Objective: Print the lines of the records exactly as they appear, starting with the line containing "location-pin-icon xyxy=(5,91,24,110)" and ending with the line containing "product-image xyxy=(6,251,235,480)", both included.

Material:
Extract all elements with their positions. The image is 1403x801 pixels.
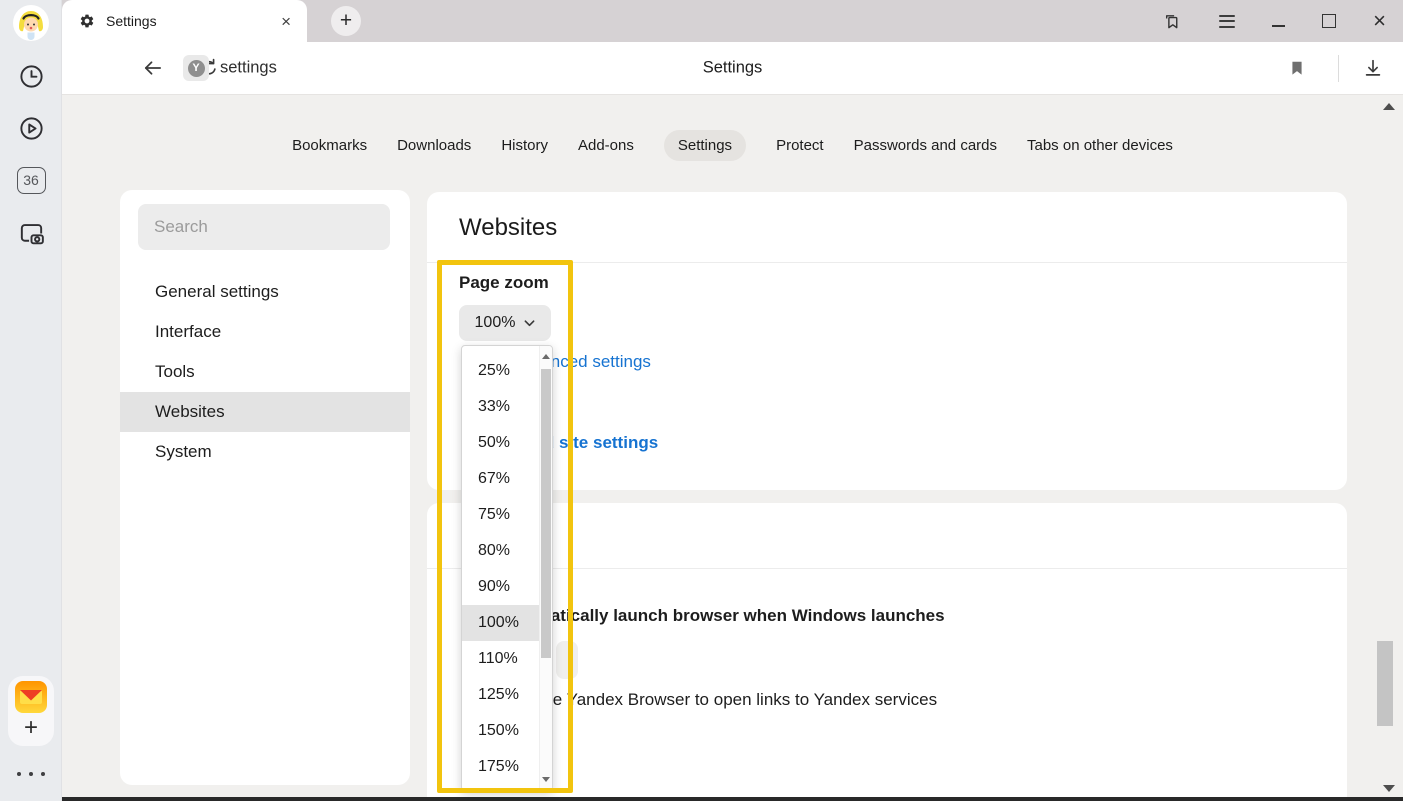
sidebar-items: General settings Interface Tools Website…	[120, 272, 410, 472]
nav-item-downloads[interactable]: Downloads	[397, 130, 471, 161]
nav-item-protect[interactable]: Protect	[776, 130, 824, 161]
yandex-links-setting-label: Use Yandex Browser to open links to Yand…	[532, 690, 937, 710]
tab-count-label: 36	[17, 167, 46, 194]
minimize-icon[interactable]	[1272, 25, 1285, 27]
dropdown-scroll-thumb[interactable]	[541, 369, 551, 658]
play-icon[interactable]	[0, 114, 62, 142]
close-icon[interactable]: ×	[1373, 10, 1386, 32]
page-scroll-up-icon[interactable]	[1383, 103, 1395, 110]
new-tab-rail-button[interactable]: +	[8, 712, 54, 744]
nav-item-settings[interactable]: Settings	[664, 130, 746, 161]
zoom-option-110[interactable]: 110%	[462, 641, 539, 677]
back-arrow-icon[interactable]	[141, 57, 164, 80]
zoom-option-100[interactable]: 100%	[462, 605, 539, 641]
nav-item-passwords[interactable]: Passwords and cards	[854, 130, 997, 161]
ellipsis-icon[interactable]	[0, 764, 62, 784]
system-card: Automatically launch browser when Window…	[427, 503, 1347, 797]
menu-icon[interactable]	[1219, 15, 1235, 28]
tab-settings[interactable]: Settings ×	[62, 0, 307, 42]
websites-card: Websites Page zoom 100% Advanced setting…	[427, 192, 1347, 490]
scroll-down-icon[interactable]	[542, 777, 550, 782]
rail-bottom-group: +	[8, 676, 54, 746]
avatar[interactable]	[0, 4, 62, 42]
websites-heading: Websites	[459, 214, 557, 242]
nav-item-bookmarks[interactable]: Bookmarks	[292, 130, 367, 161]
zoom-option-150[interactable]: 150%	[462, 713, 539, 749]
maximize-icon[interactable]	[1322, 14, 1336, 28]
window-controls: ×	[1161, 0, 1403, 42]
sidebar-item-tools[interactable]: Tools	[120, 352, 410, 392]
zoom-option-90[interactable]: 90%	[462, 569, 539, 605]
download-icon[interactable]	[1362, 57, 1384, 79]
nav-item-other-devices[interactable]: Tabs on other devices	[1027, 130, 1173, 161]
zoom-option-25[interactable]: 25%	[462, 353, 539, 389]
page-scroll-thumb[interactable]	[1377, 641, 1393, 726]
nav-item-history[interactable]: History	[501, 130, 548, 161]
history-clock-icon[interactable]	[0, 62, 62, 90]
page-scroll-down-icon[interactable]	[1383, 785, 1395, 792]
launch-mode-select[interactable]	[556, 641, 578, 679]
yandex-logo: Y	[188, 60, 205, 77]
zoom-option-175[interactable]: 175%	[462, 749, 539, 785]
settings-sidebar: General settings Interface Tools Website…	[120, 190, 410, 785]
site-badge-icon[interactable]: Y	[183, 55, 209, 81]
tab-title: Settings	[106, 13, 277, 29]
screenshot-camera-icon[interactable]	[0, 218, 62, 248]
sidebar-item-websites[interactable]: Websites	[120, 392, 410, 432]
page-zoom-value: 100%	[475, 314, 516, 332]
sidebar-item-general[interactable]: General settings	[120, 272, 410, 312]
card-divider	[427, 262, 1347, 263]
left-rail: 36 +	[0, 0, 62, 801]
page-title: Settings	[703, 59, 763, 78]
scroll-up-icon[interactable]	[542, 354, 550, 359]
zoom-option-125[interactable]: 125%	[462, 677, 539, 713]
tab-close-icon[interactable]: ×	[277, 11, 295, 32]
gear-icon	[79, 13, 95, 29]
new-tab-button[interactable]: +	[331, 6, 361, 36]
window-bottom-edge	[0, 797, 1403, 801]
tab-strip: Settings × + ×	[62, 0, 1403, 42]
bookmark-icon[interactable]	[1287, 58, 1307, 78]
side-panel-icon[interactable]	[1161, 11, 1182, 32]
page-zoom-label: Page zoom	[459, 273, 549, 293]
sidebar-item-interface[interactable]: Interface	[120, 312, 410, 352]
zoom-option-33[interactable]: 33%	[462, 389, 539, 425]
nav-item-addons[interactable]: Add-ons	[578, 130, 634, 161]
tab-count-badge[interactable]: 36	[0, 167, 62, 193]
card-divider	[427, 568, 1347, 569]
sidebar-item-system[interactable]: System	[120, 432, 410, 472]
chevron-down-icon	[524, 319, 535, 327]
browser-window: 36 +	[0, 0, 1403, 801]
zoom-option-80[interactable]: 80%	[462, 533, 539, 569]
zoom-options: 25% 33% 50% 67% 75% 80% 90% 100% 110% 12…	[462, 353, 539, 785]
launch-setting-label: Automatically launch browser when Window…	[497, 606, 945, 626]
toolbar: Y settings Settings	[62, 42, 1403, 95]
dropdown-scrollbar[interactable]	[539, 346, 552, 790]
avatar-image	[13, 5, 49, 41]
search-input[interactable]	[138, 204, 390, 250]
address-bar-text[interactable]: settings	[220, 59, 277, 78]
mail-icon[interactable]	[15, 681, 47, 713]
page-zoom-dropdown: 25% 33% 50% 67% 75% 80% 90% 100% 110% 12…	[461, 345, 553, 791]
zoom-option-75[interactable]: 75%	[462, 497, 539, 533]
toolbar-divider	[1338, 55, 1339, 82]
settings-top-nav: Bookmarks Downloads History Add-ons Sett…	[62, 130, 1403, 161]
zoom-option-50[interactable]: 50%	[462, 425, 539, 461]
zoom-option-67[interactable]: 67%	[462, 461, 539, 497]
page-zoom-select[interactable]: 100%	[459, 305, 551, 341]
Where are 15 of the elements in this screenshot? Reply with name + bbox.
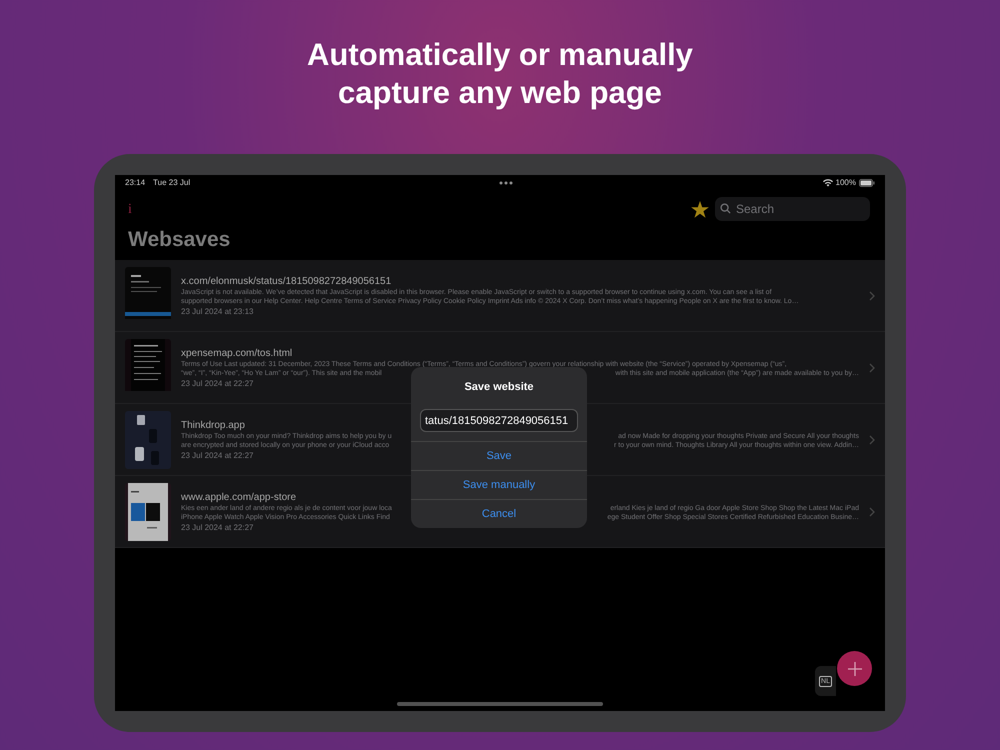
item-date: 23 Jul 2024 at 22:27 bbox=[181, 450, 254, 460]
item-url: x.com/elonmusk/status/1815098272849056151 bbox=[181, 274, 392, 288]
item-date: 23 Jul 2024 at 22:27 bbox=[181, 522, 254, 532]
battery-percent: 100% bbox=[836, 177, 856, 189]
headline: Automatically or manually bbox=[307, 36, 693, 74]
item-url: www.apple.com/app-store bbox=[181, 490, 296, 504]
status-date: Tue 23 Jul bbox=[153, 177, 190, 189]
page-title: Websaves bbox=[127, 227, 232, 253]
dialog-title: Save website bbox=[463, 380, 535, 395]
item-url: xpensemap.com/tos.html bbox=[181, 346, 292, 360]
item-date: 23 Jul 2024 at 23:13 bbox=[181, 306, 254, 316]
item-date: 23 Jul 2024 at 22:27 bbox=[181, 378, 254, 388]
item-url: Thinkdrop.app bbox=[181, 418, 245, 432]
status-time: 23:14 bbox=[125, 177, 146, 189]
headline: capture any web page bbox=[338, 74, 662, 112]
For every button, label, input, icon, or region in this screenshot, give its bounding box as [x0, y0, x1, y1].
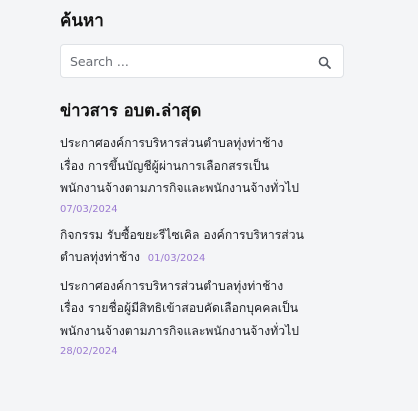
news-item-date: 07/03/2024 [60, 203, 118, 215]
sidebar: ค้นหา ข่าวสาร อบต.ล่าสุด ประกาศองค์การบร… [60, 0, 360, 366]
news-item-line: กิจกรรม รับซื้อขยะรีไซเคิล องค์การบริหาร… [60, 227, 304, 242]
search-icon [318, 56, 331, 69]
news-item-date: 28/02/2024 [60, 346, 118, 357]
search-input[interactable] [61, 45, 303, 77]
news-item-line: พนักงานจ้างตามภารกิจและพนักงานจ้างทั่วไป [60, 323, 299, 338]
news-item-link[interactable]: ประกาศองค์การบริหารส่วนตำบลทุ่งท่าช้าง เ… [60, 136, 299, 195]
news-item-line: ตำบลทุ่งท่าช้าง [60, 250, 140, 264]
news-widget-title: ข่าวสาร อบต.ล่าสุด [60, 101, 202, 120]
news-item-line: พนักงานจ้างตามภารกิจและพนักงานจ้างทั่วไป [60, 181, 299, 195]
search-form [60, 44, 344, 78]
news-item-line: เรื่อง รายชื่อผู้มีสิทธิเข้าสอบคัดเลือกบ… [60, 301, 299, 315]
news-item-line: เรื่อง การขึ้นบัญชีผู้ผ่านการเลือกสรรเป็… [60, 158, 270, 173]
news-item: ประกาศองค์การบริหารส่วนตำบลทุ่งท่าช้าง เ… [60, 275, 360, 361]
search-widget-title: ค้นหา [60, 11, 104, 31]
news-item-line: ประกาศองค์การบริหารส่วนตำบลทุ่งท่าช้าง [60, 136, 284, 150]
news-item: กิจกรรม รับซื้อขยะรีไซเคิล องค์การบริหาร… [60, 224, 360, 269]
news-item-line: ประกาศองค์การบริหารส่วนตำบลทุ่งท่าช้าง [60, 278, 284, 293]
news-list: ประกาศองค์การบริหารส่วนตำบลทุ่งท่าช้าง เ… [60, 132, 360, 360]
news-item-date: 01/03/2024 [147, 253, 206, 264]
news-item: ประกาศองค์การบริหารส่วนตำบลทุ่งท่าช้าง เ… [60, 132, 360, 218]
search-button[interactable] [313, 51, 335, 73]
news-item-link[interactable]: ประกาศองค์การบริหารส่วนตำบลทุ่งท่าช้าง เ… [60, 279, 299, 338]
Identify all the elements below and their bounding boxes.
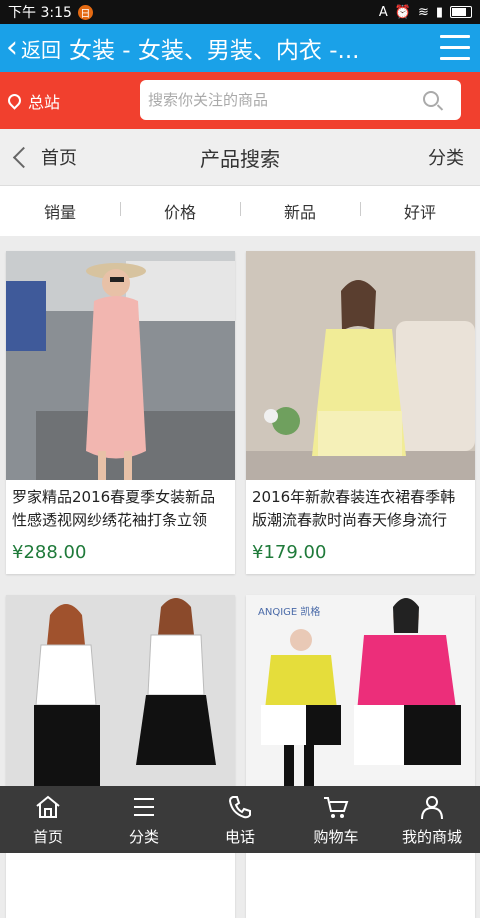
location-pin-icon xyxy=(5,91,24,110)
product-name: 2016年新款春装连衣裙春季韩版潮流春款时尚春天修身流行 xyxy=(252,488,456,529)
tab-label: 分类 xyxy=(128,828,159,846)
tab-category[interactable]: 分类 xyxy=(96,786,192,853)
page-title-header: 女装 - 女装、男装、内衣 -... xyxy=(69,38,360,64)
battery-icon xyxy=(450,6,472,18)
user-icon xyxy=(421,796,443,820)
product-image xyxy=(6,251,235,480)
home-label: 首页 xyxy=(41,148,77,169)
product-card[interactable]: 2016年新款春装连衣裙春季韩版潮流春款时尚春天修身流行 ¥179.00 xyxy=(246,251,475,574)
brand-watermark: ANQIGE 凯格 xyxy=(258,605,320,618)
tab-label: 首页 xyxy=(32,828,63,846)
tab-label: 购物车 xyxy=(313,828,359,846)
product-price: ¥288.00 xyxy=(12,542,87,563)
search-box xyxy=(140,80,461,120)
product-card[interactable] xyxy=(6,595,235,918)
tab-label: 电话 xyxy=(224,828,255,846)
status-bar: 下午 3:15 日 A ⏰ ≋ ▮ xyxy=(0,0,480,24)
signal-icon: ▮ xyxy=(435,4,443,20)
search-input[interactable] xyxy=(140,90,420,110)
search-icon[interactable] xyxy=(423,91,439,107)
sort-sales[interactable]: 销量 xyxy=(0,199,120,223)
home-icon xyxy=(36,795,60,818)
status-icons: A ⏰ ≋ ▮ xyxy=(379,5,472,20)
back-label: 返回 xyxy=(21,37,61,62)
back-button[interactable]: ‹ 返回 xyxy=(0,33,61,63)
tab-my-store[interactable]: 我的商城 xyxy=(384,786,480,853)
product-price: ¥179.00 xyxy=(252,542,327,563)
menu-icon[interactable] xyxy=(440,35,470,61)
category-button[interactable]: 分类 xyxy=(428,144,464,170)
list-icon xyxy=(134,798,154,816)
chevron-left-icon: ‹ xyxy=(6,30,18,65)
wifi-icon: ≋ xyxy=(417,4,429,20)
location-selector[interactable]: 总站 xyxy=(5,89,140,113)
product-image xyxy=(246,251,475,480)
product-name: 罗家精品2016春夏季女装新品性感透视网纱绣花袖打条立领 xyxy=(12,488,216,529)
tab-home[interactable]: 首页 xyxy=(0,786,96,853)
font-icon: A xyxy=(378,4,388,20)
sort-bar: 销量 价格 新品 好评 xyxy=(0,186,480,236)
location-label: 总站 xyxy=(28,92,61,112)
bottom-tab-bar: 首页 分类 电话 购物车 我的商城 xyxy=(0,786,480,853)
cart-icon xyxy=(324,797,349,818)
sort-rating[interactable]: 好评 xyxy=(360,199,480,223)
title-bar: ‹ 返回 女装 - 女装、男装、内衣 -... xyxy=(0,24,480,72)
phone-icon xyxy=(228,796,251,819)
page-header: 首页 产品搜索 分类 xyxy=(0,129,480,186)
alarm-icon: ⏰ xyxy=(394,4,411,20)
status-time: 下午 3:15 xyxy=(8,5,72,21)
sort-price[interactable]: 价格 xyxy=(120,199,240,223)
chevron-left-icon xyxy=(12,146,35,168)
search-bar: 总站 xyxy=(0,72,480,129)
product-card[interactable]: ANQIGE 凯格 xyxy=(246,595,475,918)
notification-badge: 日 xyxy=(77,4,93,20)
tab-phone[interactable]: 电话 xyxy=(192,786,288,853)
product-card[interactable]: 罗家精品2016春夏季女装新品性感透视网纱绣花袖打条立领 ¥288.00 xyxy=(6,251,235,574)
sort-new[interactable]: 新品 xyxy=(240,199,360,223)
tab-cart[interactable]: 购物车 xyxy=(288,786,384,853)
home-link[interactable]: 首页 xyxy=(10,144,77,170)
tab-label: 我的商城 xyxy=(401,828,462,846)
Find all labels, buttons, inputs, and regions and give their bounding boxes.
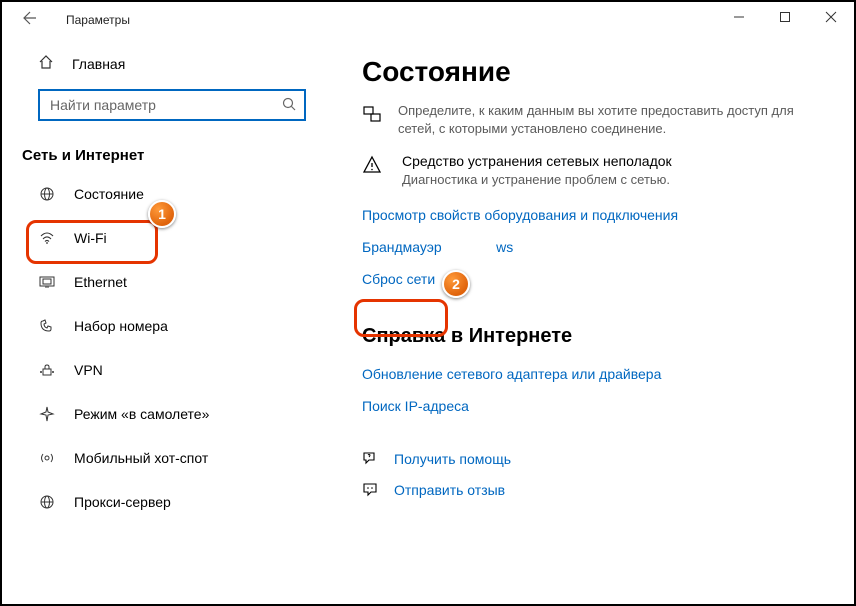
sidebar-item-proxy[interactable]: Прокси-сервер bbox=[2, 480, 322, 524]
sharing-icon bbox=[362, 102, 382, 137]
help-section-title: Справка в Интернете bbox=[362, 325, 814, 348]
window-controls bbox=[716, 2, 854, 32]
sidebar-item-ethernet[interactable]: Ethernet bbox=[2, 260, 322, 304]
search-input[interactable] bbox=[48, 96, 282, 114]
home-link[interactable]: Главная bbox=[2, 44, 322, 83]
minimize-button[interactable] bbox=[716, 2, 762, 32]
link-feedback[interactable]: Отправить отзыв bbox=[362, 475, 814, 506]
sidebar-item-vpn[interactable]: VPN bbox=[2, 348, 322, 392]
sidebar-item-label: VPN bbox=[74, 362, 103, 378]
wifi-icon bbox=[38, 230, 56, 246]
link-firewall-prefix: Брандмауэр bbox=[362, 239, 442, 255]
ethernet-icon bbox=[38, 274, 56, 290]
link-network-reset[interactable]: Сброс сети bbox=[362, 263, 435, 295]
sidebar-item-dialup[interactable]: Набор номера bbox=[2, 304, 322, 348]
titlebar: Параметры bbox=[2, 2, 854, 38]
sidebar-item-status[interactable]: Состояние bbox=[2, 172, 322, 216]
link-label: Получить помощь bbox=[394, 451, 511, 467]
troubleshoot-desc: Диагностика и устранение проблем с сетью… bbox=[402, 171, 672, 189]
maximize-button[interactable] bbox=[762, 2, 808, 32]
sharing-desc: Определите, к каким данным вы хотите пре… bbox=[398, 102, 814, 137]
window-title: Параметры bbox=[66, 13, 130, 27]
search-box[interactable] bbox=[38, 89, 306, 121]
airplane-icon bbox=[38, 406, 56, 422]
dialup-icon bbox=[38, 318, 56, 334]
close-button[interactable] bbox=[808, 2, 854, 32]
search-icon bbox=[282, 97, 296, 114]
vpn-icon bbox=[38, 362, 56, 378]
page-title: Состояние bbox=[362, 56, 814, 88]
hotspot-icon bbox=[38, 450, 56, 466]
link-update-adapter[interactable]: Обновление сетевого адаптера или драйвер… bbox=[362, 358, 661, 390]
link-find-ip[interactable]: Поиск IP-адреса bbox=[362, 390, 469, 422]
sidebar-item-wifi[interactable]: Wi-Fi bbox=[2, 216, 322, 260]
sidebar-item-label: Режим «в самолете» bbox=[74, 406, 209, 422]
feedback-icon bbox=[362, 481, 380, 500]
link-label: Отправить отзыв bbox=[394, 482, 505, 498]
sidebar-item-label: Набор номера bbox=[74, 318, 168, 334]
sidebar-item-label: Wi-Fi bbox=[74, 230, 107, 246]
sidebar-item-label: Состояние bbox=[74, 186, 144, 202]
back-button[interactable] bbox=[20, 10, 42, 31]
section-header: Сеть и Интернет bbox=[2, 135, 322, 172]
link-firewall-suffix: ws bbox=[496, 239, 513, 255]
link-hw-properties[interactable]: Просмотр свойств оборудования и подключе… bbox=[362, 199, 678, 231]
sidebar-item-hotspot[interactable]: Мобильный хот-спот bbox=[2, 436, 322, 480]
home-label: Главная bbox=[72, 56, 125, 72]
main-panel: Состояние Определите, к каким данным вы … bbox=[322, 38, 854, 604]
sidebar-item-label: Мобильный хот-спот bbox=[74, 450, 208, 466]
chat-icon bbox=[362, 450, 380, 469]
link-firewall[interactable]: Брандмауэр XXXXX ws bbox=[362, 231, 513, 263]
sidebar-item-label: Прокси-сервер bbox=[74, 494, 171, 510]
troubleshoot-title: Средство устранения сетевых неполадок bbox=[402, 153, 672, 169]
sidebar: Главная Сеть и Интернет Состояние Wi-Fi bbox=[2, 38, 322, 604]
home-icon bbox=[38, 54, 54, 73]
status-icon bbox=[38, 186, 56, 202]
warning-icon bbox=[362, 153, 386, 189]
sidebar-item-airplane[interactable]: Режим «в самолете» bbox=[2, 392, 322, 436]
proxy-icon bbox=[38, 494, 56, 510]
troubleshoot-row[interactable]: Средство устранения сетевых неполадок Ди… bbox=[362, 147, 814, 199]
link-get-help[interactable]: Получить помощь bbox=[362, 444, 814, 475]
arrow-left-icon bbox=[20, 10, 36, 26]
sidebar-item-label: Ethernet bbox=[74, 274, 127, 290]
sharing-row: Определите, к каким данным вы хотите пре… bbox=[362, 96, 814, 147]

Right answer:
location-pin-icon xyxy=(5,91,24,110)
product-name: 2016年新款春装连衣裙春季韩版潮流春款时尚春天修身流行 xyxy=(252,488,456,529)
tab-label: 分类 xyxy=(128,828,159,846)
tab-category[interactable]: 分类 xyxy=(96,786,192,853)
page-title-header: 女装 - 女装、男装、内衣 -... xyxy=(69,38,360,64)
battery-icon xyxy=(450,6,472,18)
user-icon xyxy=(421,796,443,820)
product-image xyxy=(6,251,235,480)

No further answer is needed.